▶ _Exercise objective_
Say how many lines of the listing below contain "sorted", giving the number and nothing else.

▶ _Collection entries_
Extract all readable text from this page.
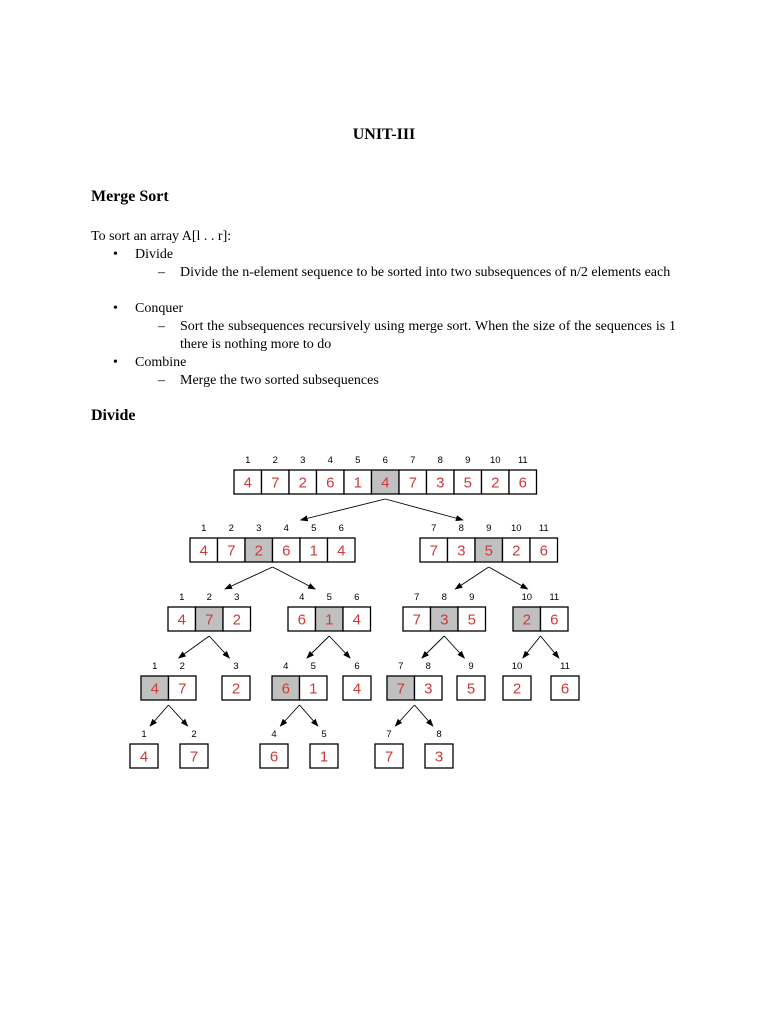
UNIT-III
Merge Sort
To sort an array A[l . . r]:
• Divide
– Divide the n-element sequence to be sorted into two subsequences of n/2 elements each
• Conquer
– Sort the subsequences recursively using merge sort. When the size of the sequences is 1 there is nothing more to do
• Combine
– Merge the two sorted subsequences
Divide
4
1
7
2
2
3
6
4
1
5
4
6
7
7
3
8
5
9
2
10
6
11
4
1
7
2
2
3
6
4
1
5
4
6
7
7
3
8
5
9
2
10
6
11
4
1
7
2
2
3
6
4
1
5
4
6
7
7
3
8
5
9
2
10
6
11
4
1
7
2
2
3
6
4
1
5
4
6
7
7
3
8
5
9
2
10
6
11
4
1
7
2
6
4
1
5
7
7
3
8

...

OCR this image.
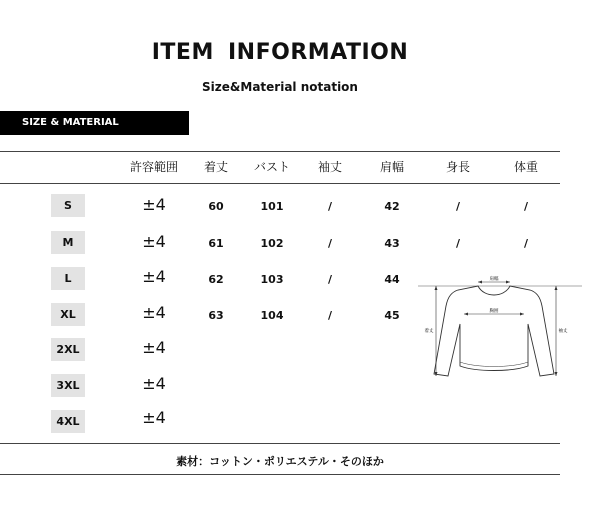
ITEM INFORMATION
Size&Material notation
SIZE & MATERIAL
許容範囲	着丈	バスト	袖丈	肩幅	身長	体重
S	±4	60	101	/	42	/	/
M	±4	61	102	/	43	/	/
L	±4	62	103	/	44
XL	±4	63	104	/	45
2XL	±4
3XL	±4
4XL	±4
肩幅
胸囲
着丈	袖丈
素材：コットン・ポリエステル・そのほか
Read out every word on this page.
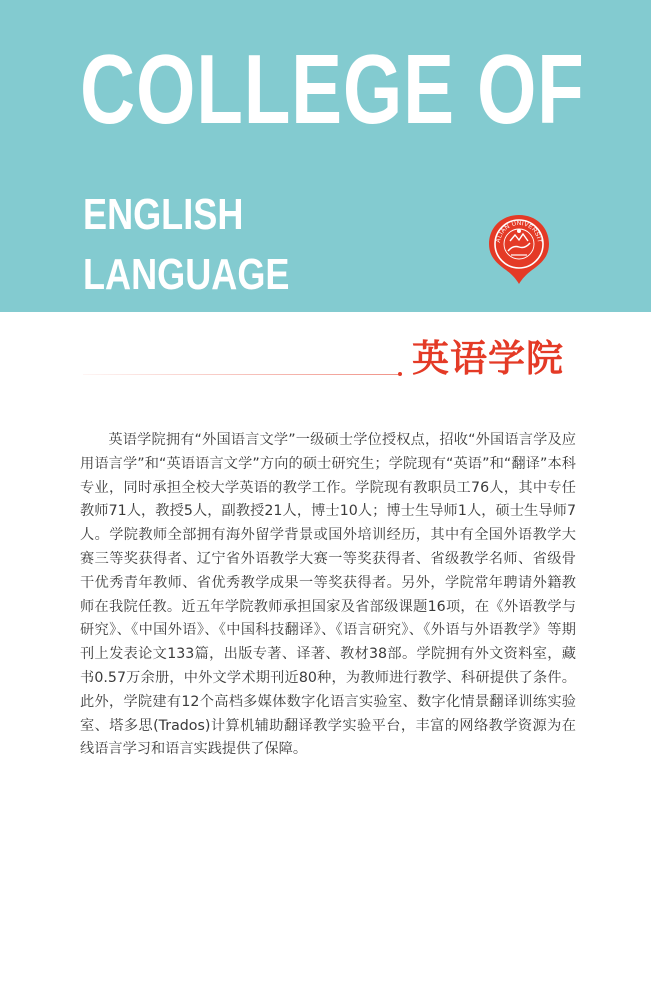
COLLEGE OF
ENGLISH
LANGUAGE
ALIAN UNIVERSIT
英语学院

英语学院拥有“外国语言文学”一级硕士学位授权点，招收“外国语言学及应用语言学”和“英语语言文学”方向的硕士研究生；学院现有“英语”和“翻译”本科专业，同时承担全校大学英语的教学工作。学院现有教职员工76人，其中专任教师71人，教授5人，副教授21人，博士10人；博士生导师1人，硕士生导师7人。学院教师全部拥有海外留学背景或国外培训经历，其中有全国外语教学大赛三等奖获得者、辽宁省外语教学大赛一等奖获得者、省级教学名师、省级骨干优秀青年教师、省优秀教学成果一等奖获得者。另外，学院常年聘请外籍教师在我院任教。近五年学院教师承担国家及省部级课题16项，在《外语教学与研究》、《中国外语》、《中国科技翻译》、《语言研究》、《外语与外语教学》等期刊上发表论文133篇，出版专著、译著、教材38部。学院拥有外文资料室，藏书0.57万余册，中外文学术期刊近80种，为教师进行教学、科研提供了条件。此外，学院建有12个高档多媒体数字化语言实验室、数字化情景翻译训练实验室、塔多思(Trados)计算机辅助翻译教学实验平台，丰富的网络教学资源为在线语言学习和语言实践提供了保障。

▶ _Response to this task_
2